**The problem:**
Extract each line from the entries below that has the string "unlocker" in it.

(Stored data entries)
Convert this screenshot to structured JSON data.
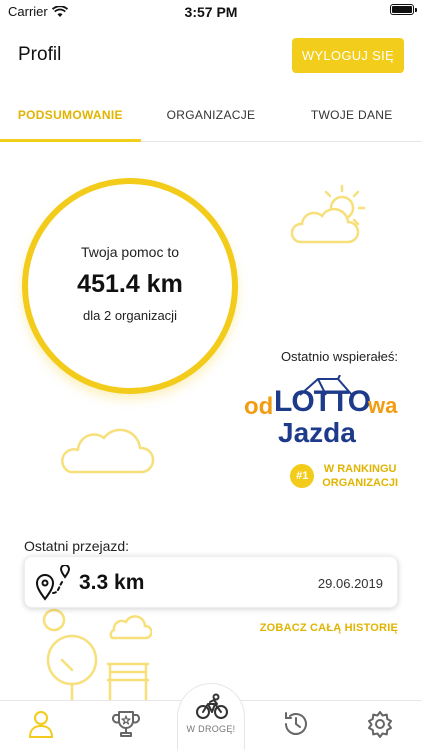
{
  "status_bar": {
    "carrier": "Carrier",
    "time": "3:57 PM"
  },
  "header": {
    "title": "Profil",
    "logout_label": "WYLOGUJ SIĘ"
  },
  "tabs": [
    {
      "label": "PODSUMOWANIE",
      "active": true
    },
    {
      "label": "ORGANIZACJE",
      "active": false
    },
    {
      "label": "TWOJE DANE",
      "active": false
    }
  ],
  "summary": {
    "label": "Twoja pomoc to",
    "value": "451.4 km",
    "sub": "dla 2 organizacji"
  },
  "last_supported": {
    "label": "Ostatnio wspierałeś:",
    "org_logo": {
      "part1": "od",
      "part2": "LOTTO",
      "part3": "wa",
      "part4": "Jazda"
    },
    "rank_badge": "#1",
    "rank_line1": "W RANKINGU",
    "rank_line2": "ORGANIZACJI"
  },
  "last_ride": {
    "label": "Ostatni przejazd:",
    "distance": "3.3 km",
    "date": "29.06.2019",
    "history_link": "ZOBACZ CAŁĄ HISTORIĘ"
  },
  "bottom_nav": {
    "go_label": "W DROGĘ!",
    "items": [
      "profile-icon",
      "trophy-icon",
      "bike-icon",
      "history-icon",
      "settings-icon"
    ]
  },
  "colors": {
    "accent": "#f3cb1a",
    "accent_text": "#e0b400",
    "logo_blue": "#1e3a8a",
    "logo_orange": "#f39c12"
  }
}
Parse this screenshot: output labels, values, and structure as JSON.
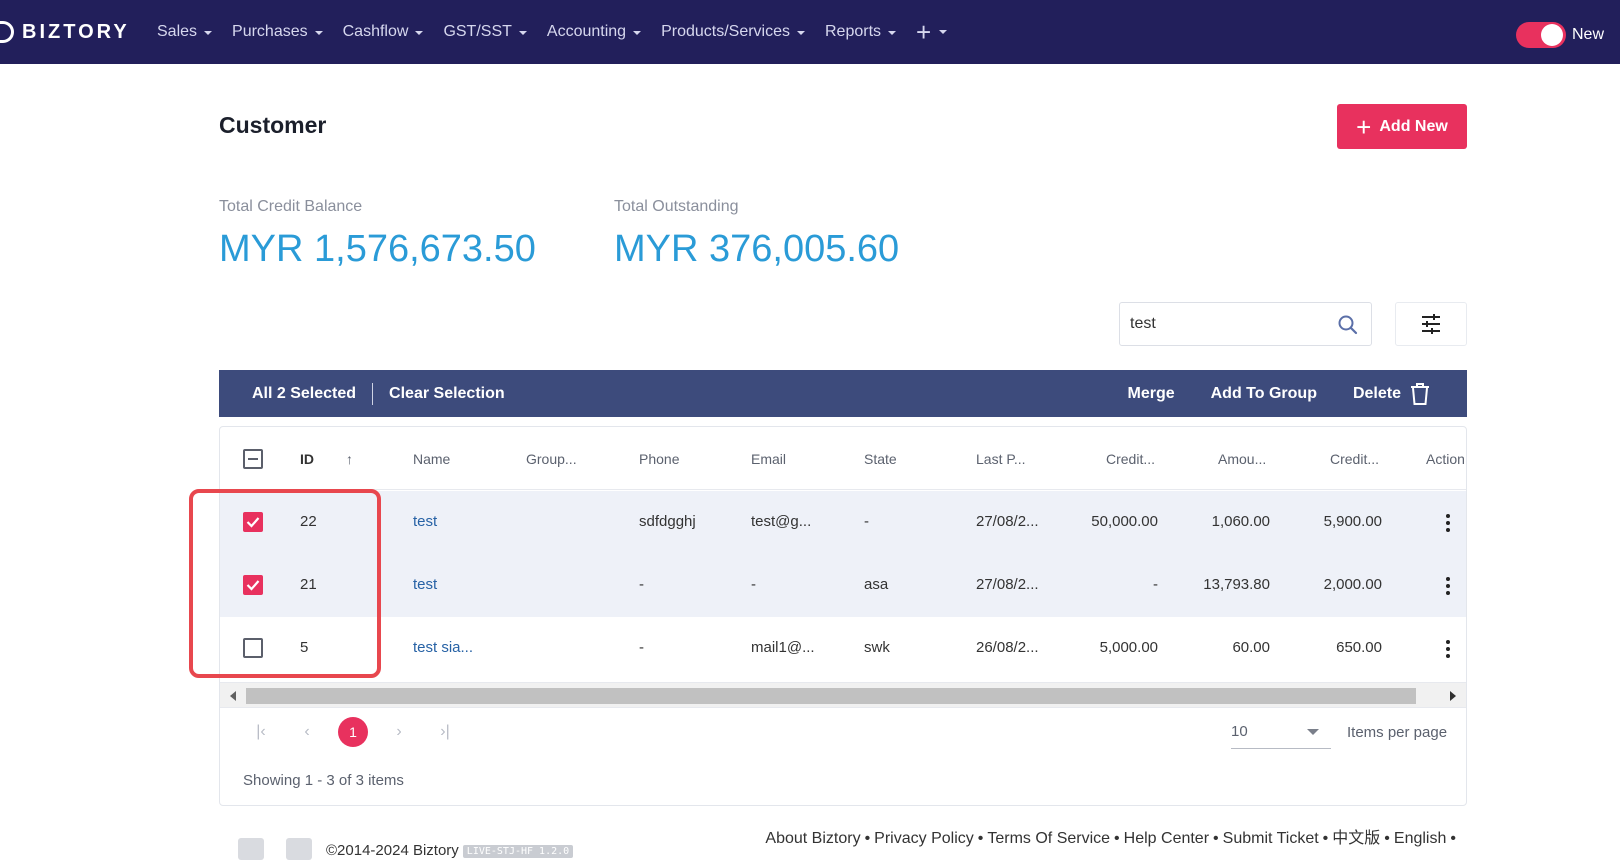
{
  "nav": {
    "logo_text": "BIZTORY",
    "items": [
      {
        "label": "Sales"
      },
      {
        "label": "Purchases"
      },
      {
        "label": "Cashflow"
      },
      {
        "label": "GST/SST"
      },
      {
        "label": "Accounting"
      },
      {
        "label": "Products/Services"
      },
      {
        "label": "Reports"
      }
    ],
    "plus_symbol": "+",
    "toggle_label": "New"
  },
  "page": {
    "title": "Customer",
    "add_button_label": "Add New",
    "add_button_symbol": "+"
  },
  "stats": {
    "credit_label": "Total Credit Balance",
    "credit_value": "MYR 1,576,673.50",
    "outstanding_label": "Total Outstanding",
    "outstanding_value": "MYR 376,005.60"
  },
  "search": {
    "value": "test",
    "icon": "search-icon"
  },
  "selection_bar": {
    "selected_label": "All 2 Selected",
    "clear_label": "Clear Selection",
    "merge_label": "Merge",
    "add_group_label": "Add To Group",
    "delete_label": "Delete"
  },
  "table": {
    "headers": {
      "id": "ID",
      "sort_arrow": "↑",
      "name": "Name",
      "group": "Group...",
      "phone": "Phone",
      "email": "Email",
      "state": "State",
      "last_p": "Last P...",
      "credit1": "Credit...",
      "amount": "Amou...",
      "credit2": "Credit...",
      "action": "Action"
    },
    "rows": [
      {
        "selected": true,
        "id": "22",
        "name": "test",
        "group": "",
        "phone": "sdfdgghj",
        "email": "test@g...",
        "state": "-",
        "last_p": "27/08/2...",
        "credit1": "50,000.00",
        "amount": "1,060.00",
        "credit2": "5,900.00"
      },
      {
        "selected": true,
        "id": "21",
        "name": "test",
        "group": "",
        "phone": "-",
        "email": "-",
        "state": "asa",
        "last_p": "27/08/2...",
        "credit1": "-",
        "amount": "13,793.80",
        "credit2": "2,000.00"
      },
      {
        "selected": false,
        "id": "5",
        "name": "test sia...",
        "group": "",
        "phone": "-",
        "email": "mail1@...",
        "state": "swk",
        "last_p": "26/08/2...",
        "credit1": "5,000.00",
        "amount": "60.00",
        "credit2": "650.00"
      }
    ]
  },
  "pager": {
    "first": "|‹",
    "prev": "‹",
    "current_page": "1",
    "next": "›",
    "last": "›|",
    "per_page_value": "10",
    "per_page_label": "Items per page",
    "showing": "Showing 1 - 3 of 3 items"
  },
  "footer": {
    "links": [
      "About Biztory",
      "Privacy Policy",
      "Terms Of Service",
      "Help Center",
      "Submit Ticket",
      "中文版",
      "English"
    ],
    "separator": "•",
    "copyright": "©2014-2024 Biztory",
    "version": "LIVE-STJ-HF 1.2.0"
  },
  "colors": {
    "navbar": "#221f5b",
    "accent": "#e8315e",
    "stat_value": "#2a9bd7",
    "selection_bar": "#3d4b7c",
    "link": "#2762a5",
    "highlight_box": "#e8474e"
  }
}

* * *

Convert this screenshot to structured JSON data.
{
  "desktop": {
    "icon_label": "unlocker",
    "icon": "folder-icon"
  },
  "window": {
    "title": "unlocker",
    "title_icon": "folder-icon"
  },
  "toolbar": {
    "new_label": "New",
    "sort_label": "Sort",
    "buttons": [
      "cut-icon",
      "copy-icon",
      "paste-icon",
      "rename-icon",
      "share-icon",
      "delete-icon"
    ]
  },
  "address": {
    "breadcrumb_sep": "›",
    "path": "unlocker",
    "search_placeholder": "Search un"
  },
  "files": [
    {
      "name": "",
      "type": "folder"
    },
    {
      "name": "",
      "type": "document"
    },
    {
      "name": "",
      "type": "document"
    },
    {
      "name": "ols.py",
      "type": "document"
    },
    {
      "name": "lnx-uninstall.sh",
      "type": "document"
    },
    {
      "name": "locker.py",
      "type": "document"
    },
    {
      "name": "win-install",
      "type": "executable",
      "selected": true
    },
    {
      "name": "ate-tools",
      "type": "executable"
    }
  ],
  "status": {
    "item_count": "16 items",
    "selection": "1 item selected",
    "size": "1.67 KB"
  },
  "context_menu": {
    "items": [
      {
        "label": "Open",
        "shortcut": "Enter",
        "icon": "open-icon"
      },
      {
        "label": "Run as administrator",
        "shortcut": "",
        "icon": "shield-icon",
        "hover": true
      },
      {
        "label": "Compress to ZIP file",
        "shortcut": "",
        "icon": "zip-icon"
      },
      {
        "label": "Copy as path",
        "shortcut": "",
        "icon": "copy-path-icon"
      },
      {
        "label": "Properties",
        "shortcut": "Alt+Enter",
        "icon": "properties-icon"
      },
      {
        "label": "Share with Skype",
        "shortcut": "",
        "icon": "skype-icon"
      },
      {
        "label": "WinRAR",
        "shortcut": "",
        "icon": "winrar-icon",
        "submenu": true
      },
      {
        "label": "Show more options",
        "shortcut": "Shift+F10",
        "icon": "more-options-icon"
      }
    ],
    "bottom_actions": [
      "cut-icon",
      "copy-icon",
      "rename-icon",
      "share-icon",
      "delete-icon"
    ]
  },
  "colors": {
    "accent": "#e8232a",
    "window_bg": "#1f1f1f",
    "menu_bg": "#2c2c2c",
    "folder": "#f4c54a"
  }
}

**Task answer:**
    "icon_label": "unlocker",
    "title": "unlocker",
    "path": "unlocker",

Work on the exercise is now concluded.